[start of Extracted material]

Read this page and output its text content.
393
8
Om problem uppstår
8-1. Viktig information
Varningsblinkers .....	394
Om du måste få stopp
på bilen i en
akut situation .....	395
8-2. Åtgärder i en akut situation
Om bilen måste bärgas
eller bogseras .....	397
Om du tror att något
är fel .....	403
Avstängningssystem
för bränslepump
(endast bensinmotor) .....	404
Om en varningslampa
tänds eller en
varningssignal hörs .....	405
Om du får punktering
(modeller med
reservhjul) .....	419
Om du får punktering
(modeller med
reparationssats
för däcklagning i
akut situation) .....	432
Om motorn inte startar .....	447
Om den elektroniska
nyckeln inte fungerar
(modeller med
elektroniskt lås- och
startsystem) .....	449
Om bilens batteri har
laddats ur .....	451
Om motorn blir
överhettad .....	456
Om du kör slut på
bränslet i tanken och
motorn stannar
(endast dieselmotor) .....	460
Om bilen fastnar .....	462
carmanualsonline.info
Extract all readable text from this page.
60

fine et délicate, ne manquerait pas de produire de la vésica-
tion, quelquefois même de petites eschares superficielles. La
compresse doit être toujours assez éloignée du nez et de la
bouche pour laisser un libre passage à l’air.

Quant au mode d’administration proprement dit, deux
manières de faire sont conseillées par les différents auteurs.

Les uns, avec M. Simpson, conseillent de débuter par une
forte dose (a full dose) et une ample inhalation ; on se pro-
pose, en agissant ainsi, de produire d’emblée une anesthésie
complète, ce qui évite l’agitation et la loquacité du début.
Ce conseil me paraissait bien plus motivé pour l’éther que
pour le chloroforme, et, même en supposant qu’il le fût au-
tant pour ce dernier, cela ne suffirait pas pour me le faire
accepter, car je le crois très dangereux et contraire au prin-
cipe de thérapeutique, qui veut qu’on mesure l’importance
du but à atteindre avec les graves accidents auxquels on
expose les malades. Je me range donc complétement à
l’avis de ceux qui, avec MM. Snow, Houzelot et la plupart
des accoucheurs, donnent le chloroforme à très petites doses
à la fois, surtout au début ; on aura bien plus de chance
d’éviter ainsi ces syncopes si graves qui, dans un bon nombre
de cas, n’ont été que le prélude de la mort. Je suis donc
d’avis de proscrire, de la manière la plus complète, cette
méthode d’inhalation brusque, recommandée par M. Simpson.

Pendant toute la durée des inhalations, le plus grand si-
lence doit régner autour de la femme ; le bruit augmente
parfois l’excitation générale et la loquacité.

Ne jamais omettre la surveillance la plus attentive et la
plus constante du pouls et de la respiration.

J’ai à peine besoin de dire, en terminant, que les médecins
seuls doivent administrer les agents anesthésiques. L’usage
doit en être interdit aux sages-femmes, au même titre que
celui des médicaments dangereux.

[end of Extracted material]

• [Problem statement]: Output a single number: how many lines contain the word "akut".

• [Complete response]: 3